» Task instructions
Continue the excerpt below on extreme rainfall risk across the Korean Peninsula, starting right after its final sentence.
[[ Selected excerpt, beginning ]]
To visualize the spatial risk, the return levels calculated at each ASOS station were spatially interpolated to the 1 km grid using the inverse distance weighting (IDW) method. Figure 10 displays the spatial risk including typhoon events. The characteristic circular patterns and localized maxima, especially in the southeastern inland regions, effectively pinpoint hotspots driven by extreme typhoon rainfall recorded at specific stations. Conversely, Figure 11 depicts the return levels excluding typhoon events. While it still captures elevated potential along the eastern coast and southern regions, the distinct high-intensity hotspots seen in Figure 10 are less pronounced or absent. This comparison indicates that the most severe local risks identified in Figure 10 are largely driven by typhoon events.
Notably, regardless of the inclusion of typhoons, the Andong area (Gyeongsangbuk-do region) consistently maintained low return levels in both Figure 10 and Figure 11. This aligns with the region’s physical characteristics as a basin surrounded by mountain ranges. The result is a reduced risk due to the Orographic Shielding Effect, where incoming rain clouds or rainfall systems are blocked or significantly weakened by the surrounding topography.
The comparison between the two sets of maps reveals distinct characteristics in both modeling approach and data composition. The EVGAM-based maps (Figure 8 and Figure 9) provide a spatially continuous and texture-rich assessment, leveraging covariates to capture fine-scale topographic influences. In contrast, the IDW-interpolated maps (Figure 10 and Figure 11) offer a representation strongly anchored to specific observations, exhibiting “bullseye” patterns that preserve the exact extreme values at station locations.
Examining the spatial patterns in detail reveals that coastal areas exhibit uniformly higher return levels than inland regions, with the southern coast showing the maximum risk. This high vulnerability is attributed to the southern coast serving as a major entry path for typhoons, facilitating the most active and continuous supply of oceanic moisture. Notably, the eastern coastal region demonstrates high return levels in the typhoon-inclusive models (Figure 8 and Figure 10), but these estimates are significantly reduced in the non-typhoon models (Figure 9 and Figure 11). This striking difference suggests that the extreme rainfall risk on the east coast is heavily dependent on large-scale rainfall events caused by typhoons, rather than localized non-typhoon factors.
Given the complementary strengths of these approaches—the covariate-driven spatial detail of EVGAM and the observation-faithful locality of IDW—and the confirmed dominant role of typhoons in defining regional risks, the development of an ensemble model is suggested as a key direction for future research. This comprehensive risk map is essential for identifying regional heterogeneity in extreme rainfall vulnerability driven by climate change and provides a critical basis for formulating effective disaster prevention and adaptation policies.

5. Conclusions

This study successfully applied the EVGAM to comprehensively analyze the spatiotemporal heterogeneity of extreme rainfall events across the Korean Peninsula, particularly those amplified by climate change. By comparing scenarios with and without typhoon-induced rainfall, we quantitatively demonstrated the differential influence of large-scale meteorological phenomena (typhoons) versus non-typhoon mechanisms on the extreme rainfall distribution. The EVGAM effectively overcame the limitations of conventional static GEV models by integrating spatiotemporal covariates (latitude, longitude, elevation) and a temporal covariate (year) into the three GEV parameters ( μ , log σ , and ξ ). The primary contributions and findings of this study are summarized as follows.
[[ Selected excerpt, end ]]
[[ Study material, beginning ]]
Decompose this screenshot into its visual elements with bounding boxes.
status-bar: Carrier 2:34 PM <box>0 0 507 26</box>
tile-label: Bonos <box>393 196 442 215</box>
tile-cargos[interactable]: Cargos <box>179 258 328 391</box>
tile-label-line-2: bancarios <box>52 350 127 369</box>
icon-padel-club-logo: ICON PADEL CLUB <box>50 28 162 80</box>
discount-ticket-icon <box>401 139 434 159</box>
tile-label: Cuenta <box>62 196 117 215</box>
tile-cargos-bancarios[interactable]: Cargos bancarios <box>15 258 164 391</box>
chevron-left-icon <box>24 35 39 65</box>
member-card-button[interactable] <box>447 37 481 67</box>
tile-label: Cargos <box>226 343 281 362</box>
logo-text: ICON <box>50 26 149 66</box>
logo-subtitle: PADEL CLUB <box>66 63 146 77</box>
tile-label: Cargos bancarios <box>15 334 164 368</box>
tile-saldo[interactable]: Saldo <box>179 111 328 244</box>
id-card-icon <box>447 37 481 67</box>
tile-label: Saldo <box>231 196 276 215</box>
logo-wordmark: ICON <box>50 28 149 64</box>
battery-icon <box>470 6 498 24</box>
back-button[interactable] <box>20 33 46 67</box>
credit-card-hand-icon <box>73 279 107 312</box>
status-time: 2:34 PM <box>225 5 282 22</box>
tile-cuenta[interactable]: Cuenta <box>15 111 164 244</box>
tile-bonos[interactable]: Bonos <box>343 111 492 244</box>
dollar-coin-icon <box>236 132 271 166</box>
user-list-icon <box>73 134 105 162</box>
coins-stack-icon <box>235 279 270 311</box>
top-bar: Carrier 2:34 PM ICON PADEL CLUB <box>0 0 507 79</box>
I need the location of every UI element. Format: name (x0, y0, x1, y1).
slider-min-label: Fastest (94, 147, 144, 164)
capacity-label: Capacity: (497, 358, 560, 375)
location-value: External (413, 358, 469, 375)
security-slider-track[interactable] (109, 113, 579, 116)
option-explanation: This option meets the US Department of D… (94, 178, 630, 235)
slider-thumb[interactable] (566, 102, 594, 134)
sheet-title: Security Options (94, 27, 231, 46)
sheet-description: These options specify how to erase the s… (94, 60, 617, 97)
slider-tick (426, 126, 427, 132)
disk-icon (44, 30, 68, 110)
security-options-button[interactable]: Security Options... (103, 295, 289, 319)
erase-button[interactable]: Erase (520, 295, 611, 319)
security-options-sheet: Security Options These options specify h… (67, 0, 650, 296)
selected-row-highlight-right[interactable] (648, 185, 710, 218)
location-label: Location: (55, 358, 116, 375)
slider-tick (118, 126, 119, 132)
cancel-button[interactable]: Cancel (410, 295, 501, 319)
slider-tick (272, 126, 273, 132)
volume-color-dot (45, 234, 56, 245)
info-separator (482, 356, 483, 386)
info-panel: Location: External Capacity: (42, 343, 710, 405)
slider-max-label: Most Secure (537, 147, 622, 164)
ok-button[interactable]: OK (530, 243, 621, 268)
[[ Study material, end ]]
» Response
First, the model selection process provided critical meteorological insights into the variability of extreme rainfall. A key finding is the identification of distinct covariates for the scale parameter ( log σ ). Under non-typhoon conditions, variability was governed by spatial location (latitude and longitude), reflecting broad synoptic patterns. In contrast, for the typhoon-inclusive model, elevation was selected as the significant covariate. This statistically demonstrates that topographic characteristics significantly modulate the variability of extreme rainfall. Specifically, the results reflect the physical mechanism where variability is relatively lower in high-altitude regions due to the orographic locking of rainfall systems, whereas coastal areas exhibit higher variability driven by moisture instability.
Second, the physical interpretation of the EVGAM parameters revealed the non-stationary nature of rainfall extremes linked to climate oscillations.
  • Location Parameter ( μ ): Spatially, the typhoon-inclusive scenario showed the highest μ values along the southern coast and northern regions, aligning with primary typhoon tracks. The significantly lower μ values in the southern coast under the non-typhoon scenario statistically confirm that typhoon influence dominates the extreme rainfall magnitude in this area.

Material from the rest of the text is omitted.